== PROBLEM DESCRIPTION ==
From the material below, list every line containing "Average".

== TASK MATERIAL ==
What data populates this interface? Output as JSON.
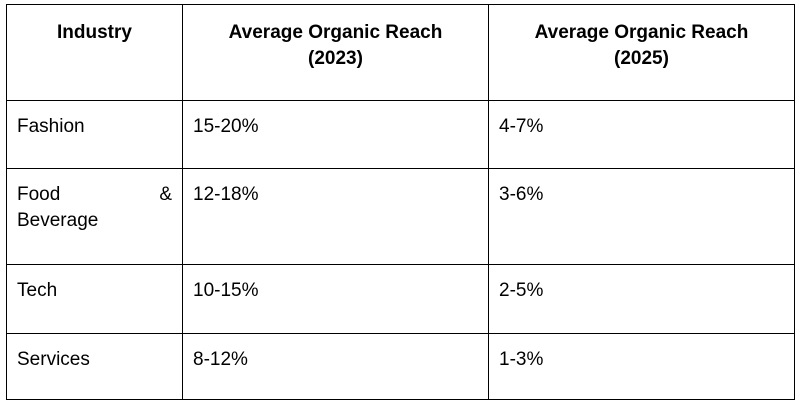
{
  "table": {
    "headers": {
      "industry": "Industry",
      "reach_2023_line1": "Average Organic Reach",
      "reach_2023_line2": "(2023)",
      "reach_2025_line1": "Average Organic Reach",
      "reach_2025_line2": "(2025)"
    },
    "rows": [
      {
        "industry": "Fashion",
        "reach_2023": "15-20%",
        "reach_2025": "4-7%"
      },
      {
        "industry_part1": "Food",
        "industry_part2": "&",
        "industry_part3": "Beverage",
        "reach_2023": "12-18%",
        "reach_2025": "3-6%"
      },
      {
        "industry": "Tech",
        "reach_2023": "10-15%",
        "reach_2025": "2-5%"
      },
      {
        "industry": "Services",
        "reach_2023": "8-12%",
        "reach_2025": "1-3%"
      }
    ]
  }
}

== ANSWER TO THIS EXERCISE ==
      "reach_2023_line1": "Average Organic Reach",
      "reach_2025_line1": "Average Organic Reach",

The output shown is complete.